→ GOAL: Reproduce word for word the part of the Hive forum thread between "I get below" and "achieving my result?", inclusive.

→ DOCUMENT EXCERPT:
>>
I have column in hive table like below
testing_time 2018-12-31 14:45:55 2018-12-31 15:50:58
Now I want to get the distinct values as a variable so I can use in another query.
I have done like below
abc=`hive -e "select collect_set(testing_time)) from db.tbl";`
echo $abc
["2018-12-31 14:45:55","2018-12-31 15:50:58"]
xyz=${abc:1:-1}
when I do
hive -e "select * from db.tbl where testing_time in ($xyz)"
I get below error
Arguments for IN should be the same type! Types are {timestamp IN (string, string)
what the the mistake I am doing?
What is the correct way of achieving my result?
Note: I know I can use subquery for this scenario but I would like to use variable to achieve my result
Advertisement
Answer
Problem is that you’re comparing timestamp (column testing_time) with string (i.e. "2018-12-31 14:45:55"), so you need to convert string to timestamp, which you can do via TIMESTAMP(string).
Here’s a bash script that adds the conversion:
RES="" # here we will save the resulting SQL
IFS=","
read -ra ITEMS <<< "$xyz" # split timestamps into array
for ITEM in "${ITEMS[@]}"; do
RES="${RES}TIMESTAMP($ITEM)," # add the timestamp to RES variable,
# surrounded by TIMESTAMP(x)
done
unset IFS
RES="${RES%?}" # delete the extra comma
Then you can run the constructed SQL query:
hive -e "select * from db.tbl where testing_time in ($RES)"
<<
Items from a dataset
>>
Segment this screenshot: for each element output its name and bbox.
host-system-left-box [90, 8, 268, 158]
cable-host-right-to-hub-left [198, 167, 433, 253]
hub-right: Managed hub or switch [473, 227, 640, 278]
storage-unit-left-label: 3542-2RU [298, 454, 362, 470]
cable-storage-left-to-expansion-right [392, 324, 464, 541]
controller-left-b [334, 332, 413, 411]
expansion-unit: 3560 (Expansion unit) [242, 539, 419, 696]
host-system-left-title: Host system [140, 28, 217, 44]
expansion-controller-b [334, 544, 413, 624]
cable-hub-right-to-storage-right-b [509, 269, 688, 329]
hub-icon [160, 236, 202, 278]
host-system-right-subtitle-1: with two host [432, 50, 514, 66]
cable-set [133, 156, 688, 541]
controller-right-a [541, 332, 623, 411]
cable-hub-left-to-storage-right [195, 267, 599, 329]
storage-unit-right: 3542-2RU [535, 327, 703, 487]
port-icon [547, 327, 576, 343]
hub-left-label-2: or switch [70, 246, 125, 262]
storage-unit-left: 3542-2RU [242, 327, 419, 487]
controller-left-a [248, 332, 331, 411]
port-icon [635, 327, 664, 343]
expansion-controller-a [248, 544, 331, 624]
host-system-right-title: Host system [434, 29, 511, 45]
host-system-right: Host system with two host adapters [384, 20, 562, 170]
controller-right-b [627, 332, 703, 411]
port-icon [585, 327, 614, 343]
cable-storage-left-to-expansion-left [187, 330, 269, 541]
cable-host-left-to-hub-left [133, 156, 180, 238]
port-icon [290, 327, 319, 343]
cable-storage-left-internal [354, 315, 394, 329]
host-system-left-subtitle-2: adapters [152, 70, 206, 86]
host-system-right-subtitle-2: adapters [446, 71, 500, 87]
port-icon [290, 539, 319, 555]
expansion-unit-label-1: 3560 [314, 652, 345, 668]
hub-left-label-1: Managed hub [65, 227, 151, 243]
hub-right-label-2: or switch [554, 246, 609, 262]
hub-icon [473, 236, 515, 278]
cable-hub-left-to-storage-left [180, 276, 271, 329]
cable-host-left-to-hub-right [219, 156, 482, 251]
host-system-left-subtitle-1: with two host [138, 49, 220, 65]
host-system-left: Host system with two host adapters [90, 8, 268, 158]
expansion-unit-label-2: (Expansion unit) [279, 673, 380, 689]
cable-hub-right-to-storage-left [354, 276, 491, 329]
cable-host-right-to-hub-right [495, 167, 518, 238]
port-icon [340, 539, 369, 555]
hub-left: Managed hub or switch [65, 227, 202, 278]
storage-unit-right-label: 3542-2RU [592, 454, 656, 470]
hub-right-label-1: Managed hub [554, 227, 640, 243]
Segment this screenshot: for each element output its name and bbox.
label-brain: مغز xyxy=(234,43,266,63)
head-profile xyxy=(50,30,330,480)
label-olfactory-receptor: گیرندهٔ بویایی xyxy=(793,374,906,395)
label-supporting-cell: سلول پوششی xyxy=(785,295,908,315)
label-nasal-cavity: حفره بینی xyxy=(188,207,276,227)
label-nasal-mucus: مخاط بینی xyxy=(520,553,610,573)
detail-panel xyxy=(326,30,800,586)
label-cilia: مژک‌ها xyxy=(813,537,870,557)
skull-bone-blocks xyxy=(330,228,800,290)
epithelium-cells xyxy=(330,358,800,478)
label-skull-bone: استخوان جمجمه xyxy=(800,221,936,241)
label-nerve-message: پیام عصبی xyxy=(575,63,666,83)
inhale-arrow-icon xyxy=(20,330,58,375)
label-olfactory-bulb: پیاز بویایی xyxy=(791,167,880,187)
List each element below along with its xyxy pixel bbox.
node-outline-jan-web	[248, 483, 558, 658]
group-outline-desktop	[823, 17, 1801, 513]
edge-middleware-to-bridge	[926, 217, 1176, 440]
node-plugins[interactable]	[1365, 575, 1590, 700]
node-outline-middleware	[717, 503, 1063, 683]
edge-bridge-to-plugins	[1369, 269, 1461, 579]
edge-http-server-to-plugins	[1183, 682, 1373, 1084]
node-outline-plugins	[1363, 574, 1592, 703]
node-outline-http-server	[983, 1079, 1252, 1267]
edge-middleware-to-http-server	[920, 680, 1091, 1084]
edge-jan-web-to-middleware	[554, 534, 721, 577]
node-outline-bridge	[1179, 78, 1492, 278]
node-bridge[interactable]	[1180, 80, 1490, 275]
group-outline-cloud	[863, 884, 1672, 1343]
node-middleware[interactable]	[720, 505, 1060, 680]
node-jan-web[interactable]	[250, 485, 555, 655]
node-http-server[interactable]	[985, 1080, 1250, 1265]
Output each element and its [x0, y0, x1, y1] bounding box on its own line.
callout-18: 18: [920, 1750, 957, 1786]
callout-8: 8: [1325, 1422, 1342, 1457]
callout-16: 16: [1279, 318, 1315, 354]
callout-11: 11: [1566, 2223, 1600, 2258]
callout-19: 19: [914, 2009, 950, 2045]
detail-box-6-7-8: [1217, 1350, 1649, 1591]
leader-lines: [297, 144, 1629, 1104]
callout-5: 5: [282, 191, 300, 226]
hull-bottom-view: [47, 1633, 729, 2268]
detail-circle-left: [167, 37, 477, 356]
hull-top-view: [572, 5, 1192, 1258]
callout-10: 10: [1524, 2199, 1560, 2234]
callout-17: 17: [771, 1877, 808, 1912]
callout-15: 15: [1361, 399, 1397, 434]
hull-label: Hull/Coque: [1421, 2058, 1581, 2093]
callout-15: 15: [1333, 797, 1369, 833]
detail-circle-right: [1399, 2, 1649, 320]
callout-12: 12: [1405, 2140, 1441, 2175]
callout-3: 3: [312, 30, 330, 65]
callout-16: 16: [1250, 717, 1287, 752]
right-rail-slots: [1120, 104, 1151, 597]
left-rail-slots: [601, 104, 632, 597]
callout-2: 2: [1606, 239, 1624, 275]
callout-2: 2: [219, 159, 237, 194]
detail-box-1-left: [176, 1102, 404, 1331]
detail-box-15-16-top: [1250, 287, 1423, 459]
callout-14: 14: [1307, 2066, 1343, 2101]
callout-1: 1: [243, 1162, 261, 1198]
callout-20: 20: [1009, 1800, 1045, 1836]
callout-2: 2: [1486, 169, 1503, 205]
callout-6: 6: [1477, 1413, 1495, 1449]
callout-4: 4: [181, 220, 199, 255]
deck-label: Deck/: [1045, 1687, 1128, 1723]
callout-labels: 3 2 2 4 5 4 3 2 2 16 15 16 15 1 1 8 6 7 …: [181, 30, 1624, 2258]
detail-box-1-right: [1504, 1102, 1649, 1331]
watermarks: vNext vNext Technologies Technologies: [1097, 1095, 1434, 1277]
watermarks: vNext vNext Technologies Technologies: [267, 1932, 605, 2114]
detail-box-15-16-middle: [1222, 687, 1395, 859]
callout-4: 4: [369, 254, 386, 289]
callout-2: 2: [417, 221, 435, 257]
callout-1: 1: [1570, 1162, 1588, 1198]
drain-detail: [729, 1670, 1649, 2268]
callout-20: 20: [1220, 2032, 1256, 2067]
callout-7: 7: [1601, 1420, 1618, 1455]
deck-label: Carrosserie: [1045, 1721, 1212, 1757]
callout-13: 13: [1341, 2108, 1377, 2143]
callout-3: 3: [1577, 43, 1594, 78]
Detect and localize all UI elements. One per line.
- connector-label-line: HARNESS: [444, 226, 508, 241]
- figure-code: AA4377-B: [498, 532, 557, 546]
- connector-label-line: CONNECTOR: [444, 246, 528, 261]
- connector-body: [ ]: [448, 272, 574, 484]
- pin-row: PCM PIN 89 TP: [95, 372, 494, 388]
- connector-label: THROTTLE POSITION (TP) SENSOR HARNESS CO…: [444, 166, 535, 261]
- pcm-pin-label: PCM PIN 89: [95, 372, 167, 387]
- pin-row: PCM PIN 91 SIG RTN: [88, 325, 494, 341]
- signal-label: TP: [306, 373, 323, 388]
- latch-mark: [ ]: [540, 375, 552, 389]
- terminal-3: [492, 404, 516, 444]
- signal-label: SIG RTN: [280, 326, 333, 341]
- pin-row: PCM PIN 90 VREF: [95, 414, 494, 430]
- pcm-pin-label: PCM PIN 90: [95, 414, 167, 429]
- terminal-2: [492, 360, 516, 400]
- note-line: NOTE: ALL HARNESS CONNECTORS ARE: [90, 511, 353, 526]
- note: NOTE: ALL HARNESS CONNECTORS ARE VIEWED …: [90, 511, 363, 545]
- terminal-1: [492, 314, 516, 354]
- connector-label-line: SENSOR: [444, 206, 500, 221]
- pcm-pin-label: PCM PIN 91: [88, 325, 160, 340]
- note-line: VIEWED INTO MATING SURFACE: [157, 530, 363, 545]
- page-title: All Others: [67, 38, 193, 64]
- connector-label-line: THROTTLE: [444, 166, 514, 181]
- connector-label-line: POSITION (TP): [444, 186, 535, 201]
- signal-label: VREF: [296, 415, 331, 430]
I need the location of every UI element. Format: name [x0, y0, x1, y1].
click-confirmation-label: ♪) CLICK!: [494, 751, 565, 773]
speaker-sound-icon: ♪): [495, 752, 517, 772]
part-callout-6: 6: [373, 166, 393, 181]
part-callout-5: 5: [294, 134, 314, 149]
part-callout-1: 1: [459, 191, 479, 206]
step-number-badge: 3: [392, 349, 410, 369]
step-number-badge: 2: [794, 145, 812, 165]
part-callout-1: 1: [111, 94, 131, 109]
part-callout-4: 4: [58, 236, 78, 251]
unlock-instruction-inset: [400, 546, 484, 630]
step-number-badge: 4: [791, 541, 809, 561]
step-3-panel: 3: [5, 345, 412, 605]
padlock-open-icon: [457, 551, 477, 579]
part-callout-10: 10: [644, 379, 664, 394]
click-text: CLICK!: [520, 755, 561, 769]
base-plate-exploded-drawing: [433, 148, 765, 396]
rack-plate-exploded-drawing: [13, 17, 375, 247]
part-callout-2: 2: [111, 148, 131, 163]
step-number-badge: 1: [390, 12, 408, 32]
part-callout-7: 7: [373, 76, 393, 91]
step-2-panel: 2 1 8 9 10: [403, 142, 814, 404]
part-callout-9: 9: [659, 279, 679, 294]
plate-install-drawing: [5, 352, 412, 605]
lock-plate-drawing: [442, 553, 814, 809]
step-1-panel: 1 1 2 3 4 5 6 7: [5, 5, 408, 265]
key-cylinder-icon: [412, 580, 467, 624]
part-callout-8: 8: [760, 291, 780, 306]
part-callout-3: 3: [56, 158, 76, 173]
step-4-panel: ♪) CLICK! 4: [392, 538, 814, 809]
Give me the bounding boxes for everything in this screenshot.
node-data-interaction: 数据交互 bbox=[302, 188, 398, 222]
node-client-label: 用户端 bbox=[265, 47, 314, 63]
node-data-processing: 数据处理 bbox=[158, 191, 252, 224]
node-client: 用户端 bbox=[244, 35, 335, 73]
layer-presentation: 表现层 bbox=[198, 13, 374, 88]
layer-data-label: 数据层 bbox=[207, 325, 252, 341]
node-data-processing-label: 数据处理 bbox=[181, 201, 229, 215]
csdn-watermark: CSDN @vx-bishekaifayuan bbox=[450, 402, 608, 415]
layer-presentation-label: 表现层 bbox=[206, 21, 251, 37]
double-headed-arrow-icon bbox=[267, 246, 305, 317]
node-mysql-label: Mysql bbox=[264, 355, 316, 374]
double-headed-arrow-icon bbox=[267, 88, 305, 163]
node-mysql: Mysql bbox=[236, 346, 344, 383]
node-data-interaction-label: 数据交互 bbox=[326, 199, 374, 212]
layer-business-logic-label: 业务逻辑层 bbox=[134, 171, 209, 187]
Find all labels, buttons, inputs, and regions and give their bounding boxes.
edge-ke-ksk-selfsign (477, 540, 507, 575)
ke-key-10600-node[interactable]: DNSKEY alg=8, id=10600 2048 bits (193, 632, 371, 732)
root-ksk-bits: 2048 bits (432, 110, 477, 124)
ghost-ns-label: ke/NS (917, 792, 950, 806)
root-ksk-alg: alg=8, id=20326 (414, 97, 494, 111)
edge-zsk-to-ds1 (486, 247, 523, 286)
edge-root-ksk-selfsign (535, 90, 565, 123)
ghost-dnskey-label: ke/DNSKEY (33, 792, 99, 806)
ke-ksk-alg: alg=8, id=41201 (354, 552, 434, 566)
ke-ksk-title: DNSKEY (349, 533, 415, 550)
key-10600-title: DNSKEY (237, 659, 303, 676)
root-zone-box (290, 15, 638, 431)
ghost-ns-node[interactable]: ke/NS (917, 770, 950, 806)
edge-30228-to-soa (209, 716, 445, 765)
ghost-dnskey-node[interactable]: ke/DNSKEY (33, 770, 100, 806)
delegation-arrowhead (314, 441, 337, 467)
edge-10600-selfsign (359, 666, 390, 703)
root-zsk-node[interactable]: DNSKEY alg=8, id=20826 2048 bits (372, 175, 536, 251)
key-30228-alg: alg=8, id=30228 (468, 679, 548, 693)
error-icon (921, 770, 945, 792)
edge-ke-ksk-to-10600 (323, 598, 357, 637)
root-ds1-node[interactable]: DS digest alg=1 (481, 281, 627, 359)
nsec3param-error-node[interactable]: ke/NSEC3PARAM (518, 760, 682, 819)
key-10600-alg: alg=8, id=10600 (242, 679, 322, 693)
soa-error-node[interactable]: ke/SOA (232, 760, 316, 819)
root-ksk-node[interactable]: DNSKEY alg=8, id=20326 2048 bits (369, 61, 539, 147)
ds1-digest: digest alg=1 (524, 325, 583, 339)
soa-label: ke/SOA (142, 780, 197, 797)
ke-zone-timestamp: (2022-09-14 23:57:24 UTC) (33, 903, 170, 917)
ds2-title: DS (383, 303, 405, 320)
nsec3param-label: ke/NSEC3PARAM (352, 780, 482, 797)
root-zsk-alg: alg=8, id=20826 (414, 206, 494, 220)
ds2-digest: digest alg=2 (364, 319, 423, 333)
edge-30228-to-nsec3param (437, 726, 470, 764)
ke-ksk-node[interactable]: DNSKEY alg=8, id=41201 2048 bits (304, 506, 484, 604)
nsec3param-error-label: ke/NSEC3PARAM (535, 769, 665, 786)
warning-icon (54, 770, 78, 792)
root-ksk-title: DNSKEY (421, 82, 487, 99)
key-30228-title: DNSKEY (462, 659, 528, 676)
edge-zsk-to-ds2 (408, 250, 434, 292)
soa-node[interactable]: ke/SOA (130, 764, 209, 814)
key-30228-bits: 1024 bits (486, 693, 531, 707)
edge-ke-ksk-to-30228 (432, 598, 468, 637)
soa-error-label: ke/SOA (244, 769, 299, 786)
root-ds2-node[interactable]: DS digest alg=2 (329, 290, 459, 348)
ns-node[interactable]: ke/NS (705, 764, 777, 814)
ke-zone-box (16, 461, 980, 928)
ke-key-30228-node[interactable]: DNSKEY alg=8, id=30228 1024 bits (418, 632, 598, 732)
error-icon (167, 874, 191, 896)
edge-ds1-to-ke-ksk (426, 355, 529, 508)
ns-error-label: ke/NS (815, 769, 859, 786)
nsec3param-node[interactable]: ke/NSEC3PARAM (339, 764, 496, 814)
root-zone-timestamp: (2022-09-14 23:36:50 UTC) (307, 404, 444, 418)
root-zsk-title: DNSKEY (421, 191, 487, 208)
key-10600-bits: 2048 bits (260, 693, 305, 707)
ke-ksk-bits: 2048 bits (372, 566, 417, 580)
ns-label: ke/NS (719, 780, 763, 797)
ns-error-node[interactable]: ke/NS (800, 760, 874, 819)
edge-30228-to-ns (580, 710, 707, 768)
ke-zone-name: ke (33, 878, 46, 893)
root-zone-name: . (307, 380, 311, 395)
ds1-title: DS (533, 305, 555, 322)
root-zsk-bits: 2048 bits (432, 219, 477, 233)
<<
→ EXERCISE OUTPUT:
I get below error
Arguments for IN should be the same type! Types are {timestamp IN (string, string)
what the the mistake I am doing?
What is the correct way of achieving my result?